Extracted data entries
━━━━━━━━
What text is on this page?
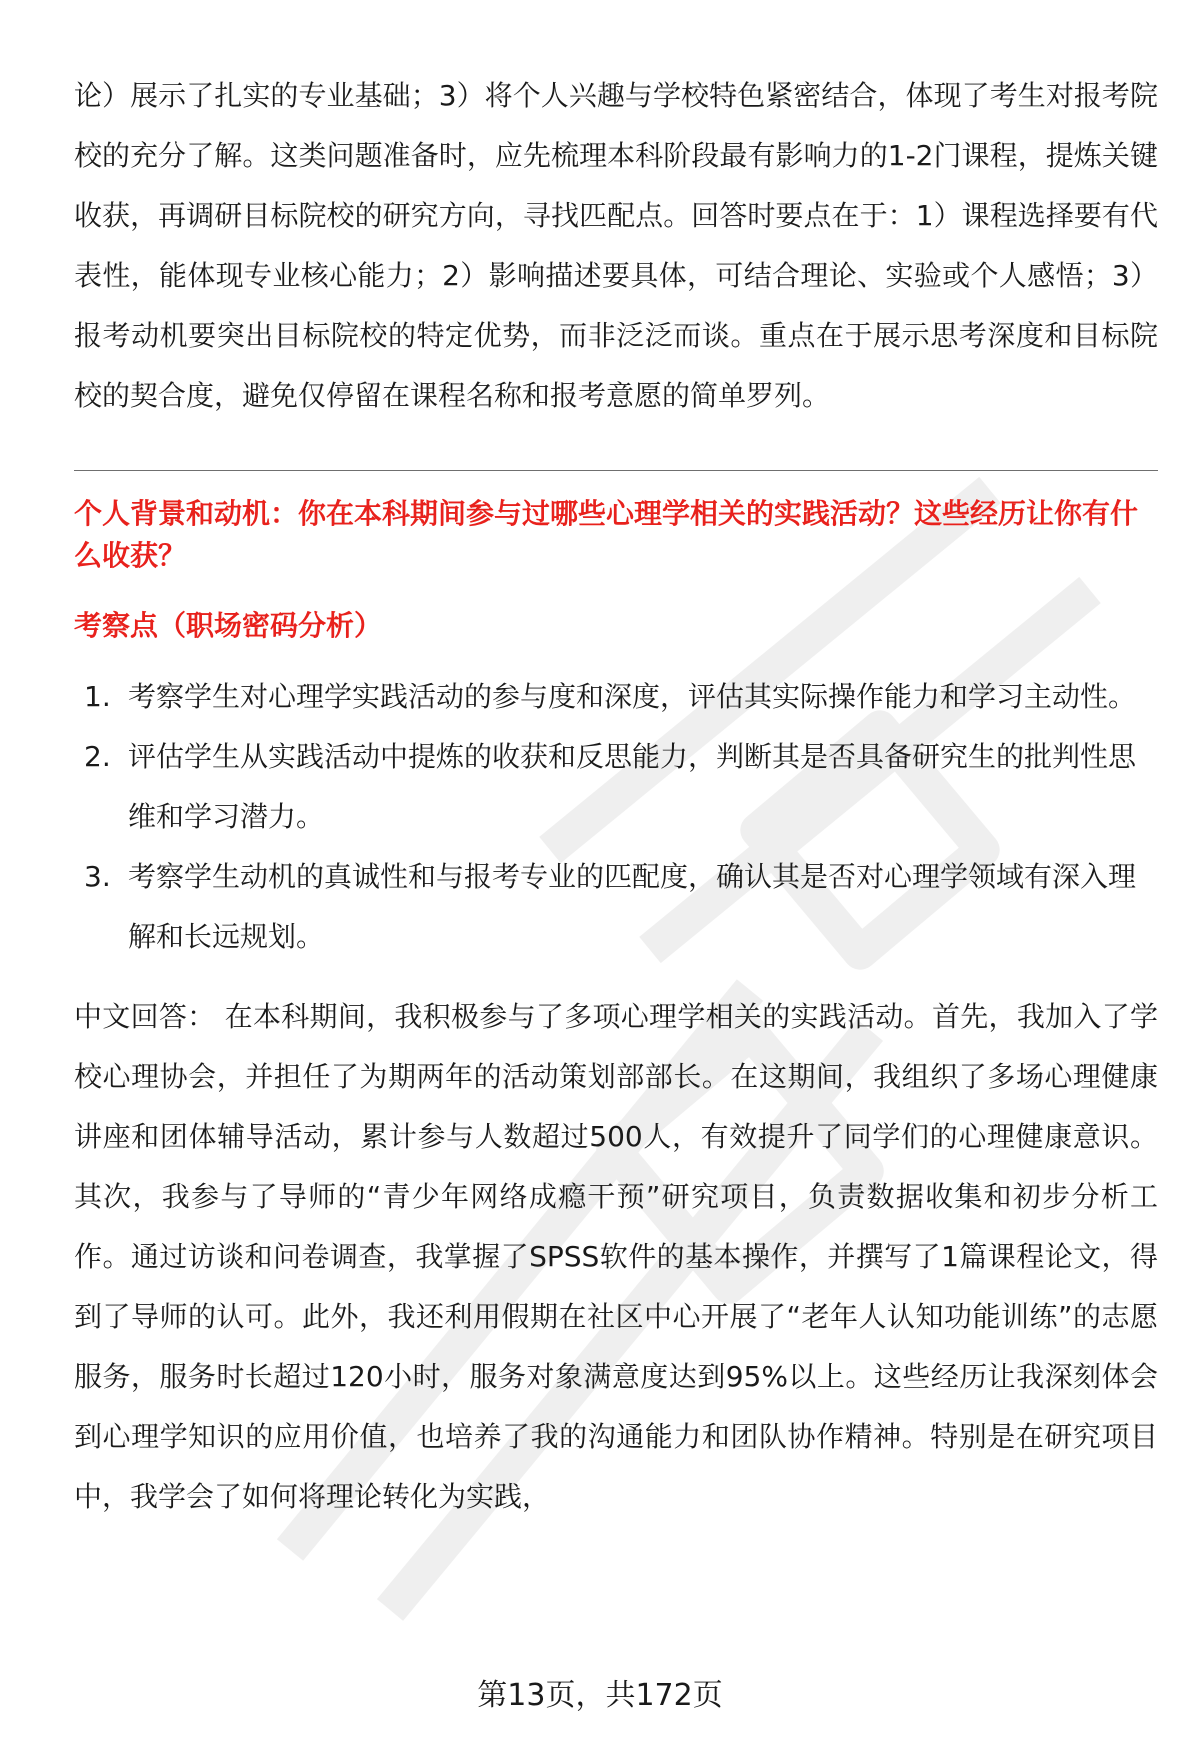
论）展示了扎实的专业基础；3）将个人兴趣与学校特色紧密结合，体现了考生对报考院校的充分了解。这类问题准备时，应先梳理本科阶段最有影响力的1-2门课程，提炼关键收获，再调研目标院校的研究方向，寻找匹配点。回答时要点在于：1）课程选择要有代表性，能体现专业核心能力；2）影响描述要具体，可结合理论、实验或个人感悟；3）报考动机要突出目标院校的特定优势，而非泛泛而谈。重点在于展示思考深度和目标院校的契合度，避免仅停留在课程名称和报考意愿的简单罗列。

个人背景和动机：你在本科期间参与过哪些心理学相关的实践活动？这些经历让你有什么收获？
考察点（职场密码分析）
1. 考察学生对心理学实践活动的参与度和深度，评估其实际操作能力和学习主动性。
2. 评估学生从实践活动中提炼的收获和反思能力，判断其是否具备研究生的批判性思维和学习潜力。
3. 考察学生动机的真诚性和与报考专业的匹配度，确认其是否对心理学领域有深入理解和长远规划。

中文回答： 在本科期间，我积极参与了多项心理学相关的实践活动。首先，我加入了学校心理协会，并担任了为期两年的活动策划部部长。在这期间，我组织了多场心理健康讲座和团体辅导活动，累计参与人数超过500人，有效提升了同学们的心理健康意识。其次，我参与了导师的“青少年网络成瘾干预”研究项目，负责数据收集和初步分析工作。通过访谈和问卷调查，我掌握了SPSS软件的基本操作，并撰写了1篇课程论文，得到了导师的认可。此外，我还利用假期在社区中心开展了“老年人认知功能训练”的志愿服务，服务时长超过120小时，服务对象满意度达到95%以上。这些经历让我深刻体会到心理学知识的应用价值，也培养了我的沟通能力和团队协作精神。特别是在研究项目中，我学会了如何将理论转化为实践，

第13页，共172页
━━━━━━━━
Your task: Give an exact copy of the material, leaving out every picture.

The result:
What text is on this page?
论）展示了扎实的专业基础；3）将个人兴趣与学校特色紧密结合，体现了考生对报考院校的充分了解。这类问题准备时，应先梳理本科阶段最有影响力的1-2门课程，提炼关键收获，再调研目标院校的研究方向，寻找匹配点。回答时要点在于：1）课程选择要有代表性，能体现专业核心能力；2）影响描述要具体，可结合理论、实验或个人感悟；3）报考动机要突出目标院校的特定优势，而非泛泛而谈。重点在于展示思考深度和目标院校的契合度，避免仅停留在课程名称和报考意愿的简单罗列。

个人背景和动机：你在本科期间参与过哪些心理学相关的实践活动？这些经历让你有什么收获？
考察点（职场密码分析）
1. 考察学生对心理学实践活动的参与度和深度，评估其实际操作能力和学习主动性。
2. 评估学生从实践活动中提炼的收获和反思能力，判断其是否具备研究生的批判性思维和学习潜力。
3. 考察学生动机的真诚性和与报考专业的匹配度，确认其是否对心理学领域有深入理解和长远规划。

中文回答： 在本科期间，我积极参与了多项心理学相关的实践活动。首先，我加入了学校心理协会，并担任了为期两年的活动策划部部长。在这期间，我组织了多场心理健康讲座和团体辅导活动，累计参与人数超过500人，有效提升了同学们的心理健康意识。其次，我参与了导师的“青少年网络成瘾干预”研究项目，负责数据收集和初步分析工作。通过访谈和问卷调查，我掌握了SPSS软件的基本操作，并撰写了1篇课程论文，得到了导师的认可。此外，我还利用假期在社区中心开展了“老年人认知功能训练”的志愿服务，服务时长超过120小时，服务对象满意度达到95%以上。这些经历让我深刻体会到心理学知识的应用价值，也培养了我的沟通能力和团队协作精神。特别是在研究项目中，我学会了如何将理论转化为实践，

第13页，共172页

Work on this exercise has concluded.